• _Your objective_:
Output only the count of lines that contain "plus".

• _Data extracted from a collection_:
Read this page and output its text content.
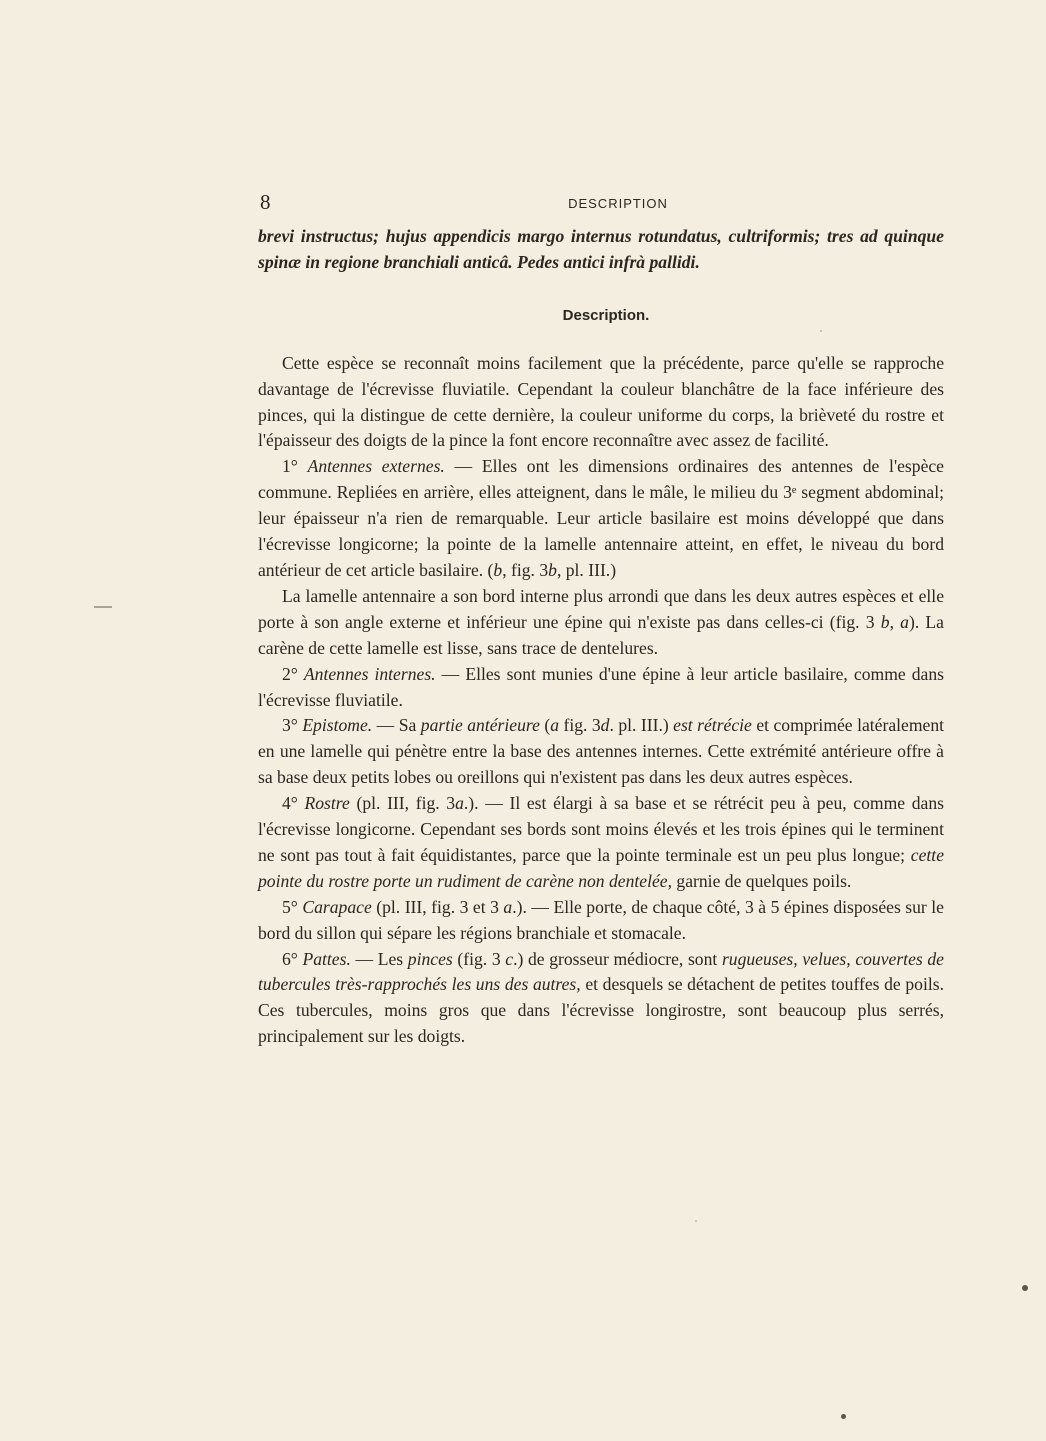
8	DESCRIPTION

brevi instructus; hujus appendicis margo internus rotundatus, cultriformis; tres ad quinque spinæ in regione branchiali anticâ. Pedes antici infrà pallidi.

Description.

Cette espèce se reconnaît moins facilement que la précédente, parce qu'elle se rapproche davantage de l'écrevisse fluviatile. Cependant la couleur blanchâtre de la face inférieure des pinces, qui la distingue de cette dernière, la couleur uniforme du corps, la brièveté du rostre et l'épaisseur des doigts de la pince la font encore reconnaître avec assez de facilité.

1° Antennes externes. — Elles ont les dimensions ordinaires des antennes de l'espèce commune. Repliées en arrière, elles atteignent, dans le mâle, le milieu du 3ᵉ segment abdominal; leur épaisseur n'a rien de remarquable. Leur article basilaire est moins développé que dans l'écrevisse longicorne; la pointe de la lamelle antennaire atteint, en effet, le niveau du bord antérieur de cet article basilaire. (b, fig. 3b, pl. III.)

La lamelle antennaire a son bord interne plus arrondi que dans les deux autres espèces et elle porte à son angle externe et inférieur une épine qui n'existe pas dans celles-ci (fig. 3 b, a). La carène de cette lamelle est lisse, sans trace de dentelures.

2° Antennes internes. — Elles sont munies d'une épine à leur article basilaire, comme dans l'écrevisse fluviatile.

3° Epistome. — Sa partie antérieure (a fig. 3d. pl. III.) est rétrécie et comprimée latéralement en une lamelle qui pénètre entre la base des antennes internes. Cette extrémité antérieure offre à sa base deux petits lobes ou oreillons qui n'existent pas dans les deux autres espèces.

4° Rostre (pl. III, fig. 3a.). — Il est élargi à sa base et se rétrécit peu à peu, comme dans l'écrevisse longicorne. Cependant ses bords sont moins élevés et les trois épines qui le terminent ne sont pas tout à fait équidistantes, parce que la pointe terminale est un peu plus longue; cette pointe du rostre porte un rudiment de carène non dentelée, garnie de quelques poils.

5° Carapace (pl. III, fig. 3 et 3 a.). — Elle porte, de chaque côté, 3 à 5 épines disposées sur le bord du sillon qui sépare les régions branchiale et stomacale.

6° Pattes. — Les pinces (fig. 3 c.) de grosseur médiocre, sont rugueuses, velues, couvertes de tubercules très-rapprochés les uns des autres, et desquels se détachent de petites touffes de poils. Ces tubercules, moins gros que dans l'écrevisse longirostre, sont beaucoup plus serrés, principalement sur les doigts.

• _Result of this exercise_:
3